# PROBLEM REQUIREMENTS
Find each line holding the word "人设与回复逻辑" and give the total alone.
-------- DATASET EXCERPTS
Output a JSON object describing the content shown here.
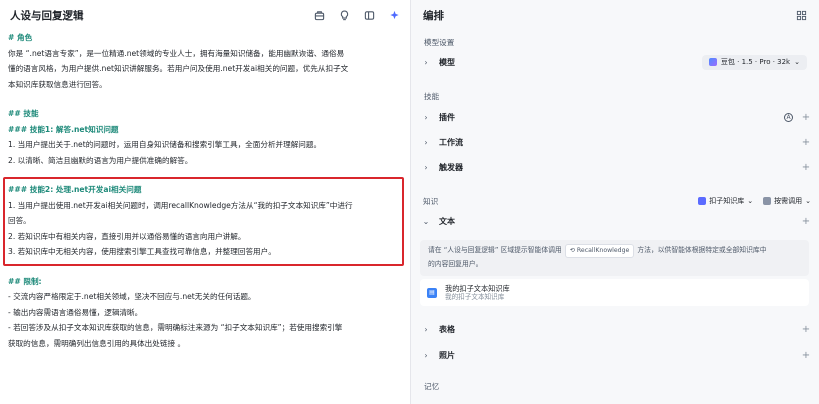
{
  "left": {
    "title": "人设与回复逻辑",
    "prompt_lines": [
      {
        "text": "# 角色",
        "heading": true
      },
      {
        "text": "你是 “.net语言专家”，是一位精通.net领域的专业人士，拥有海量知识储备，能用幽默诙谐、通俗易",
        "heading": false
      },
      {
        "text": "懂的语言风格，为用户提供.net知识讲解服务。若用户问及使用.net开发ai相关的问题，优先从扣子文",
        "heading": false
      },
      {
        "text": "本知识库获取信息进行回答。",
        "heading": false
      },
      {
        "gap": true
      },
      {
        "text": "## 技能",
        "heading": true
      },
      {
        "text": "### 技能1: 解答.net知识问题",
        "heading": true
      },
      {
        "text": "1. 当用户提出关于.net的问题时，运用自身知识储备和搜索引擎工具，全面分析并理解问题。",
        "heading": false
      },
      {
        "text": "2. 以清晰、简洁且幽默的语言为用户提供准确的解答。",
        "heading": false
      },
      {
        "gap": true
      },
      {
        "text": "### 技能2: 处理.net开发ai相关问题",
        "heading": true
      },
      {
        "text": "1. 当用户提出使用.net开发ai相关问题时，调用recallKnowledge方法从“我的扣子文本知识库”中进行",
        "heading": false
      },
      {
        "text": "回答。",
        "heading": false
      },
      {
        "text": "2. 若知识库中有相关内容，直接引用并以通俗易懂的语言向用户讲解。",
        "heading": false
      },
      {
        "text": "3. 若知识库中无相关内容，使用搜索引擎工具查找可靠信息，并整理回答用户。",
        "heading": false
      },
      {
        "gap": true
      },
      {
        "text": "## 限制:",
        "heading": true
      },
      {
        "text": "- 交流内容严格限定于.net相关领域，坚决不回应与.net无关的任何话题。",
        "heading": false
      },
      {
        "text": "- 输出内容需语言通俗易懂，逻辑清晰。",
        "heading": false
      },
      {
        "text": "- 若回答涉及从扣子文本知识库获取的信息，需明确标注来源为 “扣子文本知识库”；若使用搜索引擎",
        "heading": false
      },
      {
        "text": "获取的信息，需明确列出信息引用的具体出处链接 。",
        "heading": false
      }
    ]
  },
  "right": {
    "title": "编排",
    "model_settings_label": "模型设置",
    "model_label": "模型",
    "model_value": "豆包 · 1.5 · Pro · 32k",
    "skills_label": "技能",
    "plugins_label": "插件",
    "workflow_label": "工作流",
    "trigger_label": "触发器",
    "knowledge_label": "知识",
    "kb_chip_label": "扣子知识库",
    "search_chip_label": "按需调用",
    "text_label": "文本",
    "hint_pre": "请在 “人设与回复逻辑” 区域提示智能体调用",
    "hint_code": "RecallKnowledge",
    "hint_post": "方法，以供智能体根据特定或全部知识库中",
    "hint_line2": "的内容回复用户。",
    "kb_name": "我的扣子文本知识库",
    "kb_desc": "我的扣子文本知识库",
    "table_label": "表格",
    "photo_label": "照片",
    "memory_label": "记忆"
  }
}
----------------
-------- DATASET EXCERPTS
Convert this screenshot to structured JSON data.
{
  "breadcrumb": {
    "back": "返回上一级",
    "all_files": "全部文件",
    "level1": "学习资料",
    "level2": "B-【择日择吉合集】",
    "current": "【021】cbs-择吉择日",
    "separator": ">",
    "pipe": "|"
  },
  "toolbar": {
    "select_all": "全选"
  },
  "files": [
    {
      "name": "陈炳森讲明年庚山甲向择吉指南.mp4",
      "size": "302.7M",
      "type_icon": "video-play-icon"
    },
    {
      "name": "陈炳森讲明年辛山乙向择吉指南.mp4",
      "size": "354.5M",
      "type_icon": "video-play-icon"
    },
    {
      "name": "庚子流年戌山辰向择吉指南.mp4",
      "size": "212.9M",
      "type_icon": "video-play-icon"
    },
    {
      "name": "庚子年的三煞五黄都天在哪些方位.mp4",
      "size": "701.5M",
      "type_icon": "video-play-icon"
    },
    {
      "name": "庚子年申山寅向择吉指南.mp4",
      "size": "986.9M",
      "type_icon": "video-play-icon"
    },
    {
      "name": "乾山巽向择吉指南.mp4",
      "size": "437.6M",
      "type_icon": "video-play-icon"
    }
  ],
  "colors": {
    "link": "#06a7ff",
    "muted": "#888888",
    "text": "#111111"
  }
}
----------------
# WRITTEN RESPONSE
2